#### Problem description:
The records below are to be quoted in full; please keep every word exact.

::: Recorded data

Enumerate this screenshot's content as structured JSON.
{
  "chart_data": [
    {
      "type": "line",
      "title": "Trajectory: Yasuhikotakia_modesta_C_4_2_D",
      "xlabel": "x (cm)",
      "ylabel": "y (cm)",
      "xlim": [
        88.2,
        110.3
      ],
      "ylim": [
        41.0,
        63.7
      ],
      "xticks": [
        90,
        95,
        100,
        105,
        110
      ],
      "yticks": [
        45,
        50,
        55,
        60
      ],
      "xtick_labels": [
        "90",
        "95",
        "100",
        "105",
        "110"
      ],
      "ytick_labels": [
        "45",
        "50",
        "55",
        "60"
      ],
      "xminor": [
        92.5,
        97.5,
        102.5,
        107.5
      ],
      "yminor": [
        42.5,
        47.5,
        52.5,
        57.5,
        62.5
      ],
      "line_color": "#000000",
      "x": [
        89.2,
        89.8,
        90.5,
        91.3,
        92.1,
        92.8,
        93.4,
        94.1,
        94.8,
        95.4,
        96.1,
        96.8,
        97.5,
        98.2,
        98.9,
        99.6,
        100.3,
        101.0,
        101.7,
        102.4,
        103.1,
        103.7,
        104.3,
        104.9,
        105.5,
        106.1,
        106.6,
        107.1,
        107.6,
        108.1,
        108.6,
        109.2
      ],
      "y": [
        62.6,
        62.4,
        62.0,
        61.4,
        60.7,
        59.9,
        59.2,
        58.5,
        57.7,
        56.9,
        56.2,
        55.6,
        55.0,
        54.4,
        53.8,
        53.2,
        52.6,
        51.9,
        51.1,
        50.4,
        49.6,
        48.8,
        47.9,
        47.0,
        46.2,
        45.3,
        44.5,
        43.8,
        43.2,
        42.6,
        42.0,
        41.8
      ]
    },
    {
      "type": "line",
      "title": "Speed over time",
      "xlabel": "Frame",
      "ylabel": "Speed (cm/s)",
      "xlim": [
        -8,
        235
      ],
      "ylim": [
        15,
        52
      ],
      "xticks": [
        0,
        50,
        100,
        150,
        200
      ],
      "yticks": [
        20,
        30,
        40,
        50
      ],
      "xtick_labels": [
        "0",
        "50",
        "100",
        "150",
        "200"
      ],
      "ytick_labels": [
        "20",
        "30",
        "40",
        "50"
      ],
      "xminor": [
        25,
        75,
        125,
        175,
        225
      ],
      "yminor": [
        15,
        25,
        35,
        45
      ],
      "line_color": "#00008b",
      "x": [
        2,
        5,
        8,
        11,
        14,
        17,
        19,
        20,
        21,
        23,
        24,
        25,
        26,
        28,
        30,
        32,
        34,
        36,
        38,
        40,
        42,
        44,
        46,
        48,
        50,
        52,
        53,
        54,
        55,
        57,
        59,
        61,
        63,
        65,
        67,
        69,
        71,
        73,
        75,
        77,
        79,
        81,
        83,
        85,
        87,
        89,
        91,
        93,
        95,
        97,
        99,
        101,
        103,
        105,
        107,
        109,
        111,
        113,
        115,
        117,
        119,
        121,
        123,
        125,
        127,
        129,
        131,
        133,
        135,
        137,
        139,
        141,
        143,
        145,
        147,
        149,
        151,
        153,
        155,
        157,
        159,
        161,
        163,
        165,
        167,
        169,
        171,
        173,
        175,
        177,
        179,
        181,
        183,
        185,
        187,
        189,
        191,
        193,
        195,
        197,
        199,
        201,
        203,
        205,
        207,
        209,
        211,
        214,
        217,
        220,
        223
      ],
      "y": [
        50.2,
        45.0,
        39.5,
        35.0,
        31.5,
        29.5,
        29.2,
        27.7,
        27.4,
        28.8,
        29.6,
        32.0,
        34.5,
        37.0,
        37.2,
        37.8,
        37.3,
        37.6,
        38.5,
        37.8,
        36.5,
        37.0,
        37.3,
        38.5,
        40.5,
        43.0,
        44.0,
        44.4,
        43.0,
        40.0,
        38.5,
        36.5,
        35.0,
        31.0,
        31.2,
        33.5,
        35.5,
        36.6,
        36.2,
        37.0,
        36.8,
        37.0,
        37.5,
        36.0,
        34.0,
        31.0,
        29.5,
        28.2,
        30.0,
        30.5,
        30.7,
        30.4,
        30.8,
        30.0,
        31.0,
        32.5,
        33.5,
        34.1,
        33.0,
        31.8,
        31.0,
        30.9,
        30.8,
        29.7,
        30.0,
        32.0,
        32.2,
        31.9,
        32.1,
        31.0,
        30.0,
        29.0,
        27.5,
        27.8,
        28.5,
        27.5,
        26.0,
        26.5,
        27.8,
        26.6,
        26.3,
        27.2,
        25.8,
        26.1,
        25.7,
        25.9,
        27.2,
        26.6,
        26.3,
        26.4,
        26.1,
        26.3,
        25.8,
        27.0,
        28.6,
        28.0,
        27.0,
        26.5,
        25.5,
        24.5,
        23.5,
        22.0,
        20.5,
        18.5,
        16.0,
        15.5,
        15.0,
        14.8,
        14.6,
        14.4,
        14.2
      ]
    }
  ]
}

::::::

#### Answer:
Enumerate this screenshot's content as structured JSON.
{
  "chart_data": [
    {
      "type": "line",
      "title": "Trajectory: Yasuhikotakia_modesta_C_4_2_D",
      "xlabel": "x (cm)",
      "ylabel": "y (cm)",
      "xlim": [
        88.2,
        110.3
      ],
      "ylim": [
        41.0,
        63.7
      ],
      "xticks": [
        90,
        95,
        100,
        105,
        110
      ],
      "yticks": [
        45,
        50,
        55,
        60
      ],
      "xtick_labels": [
        "90",
        "95",
        "100",
        "105",
        "110"
      ],
      "ytick_labels": [
        "45",
        "50",
        "55",
        "60"
      ],
      "xminor": [
        92.5,
        97.5,
        102.5,
        107.5
      ],
      "yminor": [
        42.5,
        47.5,
        52.5,
        57.5,
        62.5
      ],
      "line_color": "#000000",
      "x": [
        89.2,
        89.8,
        90.5,
        91.3,
        92.1,
        92.8,
        93.4,
        94.1,
        94.8,
        95.4,
        96.1,
        96.8,
        97.5,
        98.2,
        98.9,
        99.6,
        100.3,
        101.0,
        101.7,
        102.4,
        103.1,
        103.7,
        104.3,
        104.9,
        105.5,
        106.1,
        106.6,
        107.1,
        107.6,
        108.1,
        108.6,
        109.2
      ],
      "y": [
        62.6,
        62.4,
        62.0,
        61.4,
        60.7,
        59.9,
        59.2,
        58.5,
        57.7,
        56.9,
        56.2,
        55.6,
        55.0,
        54.4,
        53.8,
        53.2,
        52.6,
        51.9,
        51.1,
        50.4,
        49.6,
        48.8,
        47.9,
        47.0,
        46.2,
        45.3,
        44.5,
        43.8,
        43.2,
        42.6,
        42.0,
        41.8
      ]
    },
    {
      "type": "line",
      "title": "Speed over time",
      "xlabel": "Frame",
      "ylabel": "Speed (cm/s)",
      "xlim": [
        -8,
        235
      ],
      "ylim": [
        15,
        52
      ],
      "xticks": [
        0,
        50,
        100,
        150,
        200
      ],
      "yticks": [
        20,
        30,
        40,
        50
      ],
      "xtick_labels": [
        "0",
        "50",
        "100",
        "150",
        "200"
      ],
      "ytick_labels": [
        "20",
        "30",
        "40",
        "50"
      ],
      "xminor": [
        25,
        75,
        125,
        175,
        225
      ],
      "yminor": [
        15,
        25,
        35,
        45
      ],
      "line_color": "#00008b",
      "x": [
        2,
        5,
        8,
        11,
        14,
        17,
        19,
        20,
        21,
        23,
        24,
        25,
        26,
        28,
        30,
        32,
        34,
        36,
        38,
        40,
        42,
        44,
        46,
        48,
        50,
        52,
        53,
        54,
        55,
        57,
        59,
        61,
        63,
        65,
        67,
        69,
        71,
        73,
        75,
        77,
        79,
        81,
        83,
        85,
        87,
        89,
        91,
        93,
        95,
        97,
        99,
        101,
        103,
        105,
        107,
        109,
        111,
        113,
        115,
        117,
        119,
        121,
        123,
        125,
        127,
        129,
        131,
        133,
        135,
        137,
        139,
        141,
        143,
        145,
        147,
        149,
        151,
        153,
        155,
        157,
        159,
        161,
        163,
        165,
        167,
        169,
        171,
        173,
        175,
        177,
        179,
        181,
        183,
        185,
        187,
        189,
        191,
        193,
        195,
        197,
        199,
        201,
        203,
        205,
        207,
        209,
        211,
        214,
        217,
        220,
        223
      ],
      "y": [
        50.2,
        45.0,
        39.5,
        35.0,
        31.5,
        29.5,
        29.2,
        27.7,
        27.4,
        28.8,
        29.6,
        32.0,
        34.5,
        37.0,
        37.2,
        37.8,
        37.3,
        37.6,
        38.5,
        37.8,
        36.5,
        37.0,
        37.3,
        38.5,
        40.5,
        43.0,
        44.0,
        44.4,
        43.0,
        40.0,
        38.5,
        36.5,
        35.0,
        31.0,
        31.2,
        33.5,
        35.5,
        36.6,
        36.2,
        37.0,
        36.8,
        37.0,
        37.5,
        36.0,
        34.0,
        31.0,
        29.5,
        28.2,
        30.0,
        30.5,
        30.7,
        30.4,
        30.8,
        30.0,
        31.0,
        32.5,
        33.5,
        34.1,
        33.0,
        31.8,
        31.0,
        30.9,
        30.8,
        29.7,
        30.0,
        32.0,
        32.2,
        31.9,
        32.1,
        31.0,
        30.0,
        29.0,
        27.5,
        27.8,
        28.5,
        27.5,
        26.0,
        26.5,
        27.8,
        26.6,
        26.3,
        27.2,
        25.8,
        26.1,
        25.7,
        25.9,
        27.2,
        26.6,
        26.3,
        26.4,
        26.1,
        26.3,
        25.8,
        27.0,
        28.6,
        28.0,
        27.0,
        26.5,
        25.5,
        24.5,
        23.5,
        22.0,
        20.5,
        18.5,
        16.0,
        15.5,
        15.0,
        14.8,
        14.6,
        14.4,
        14.2
      ]
    }
  ]
}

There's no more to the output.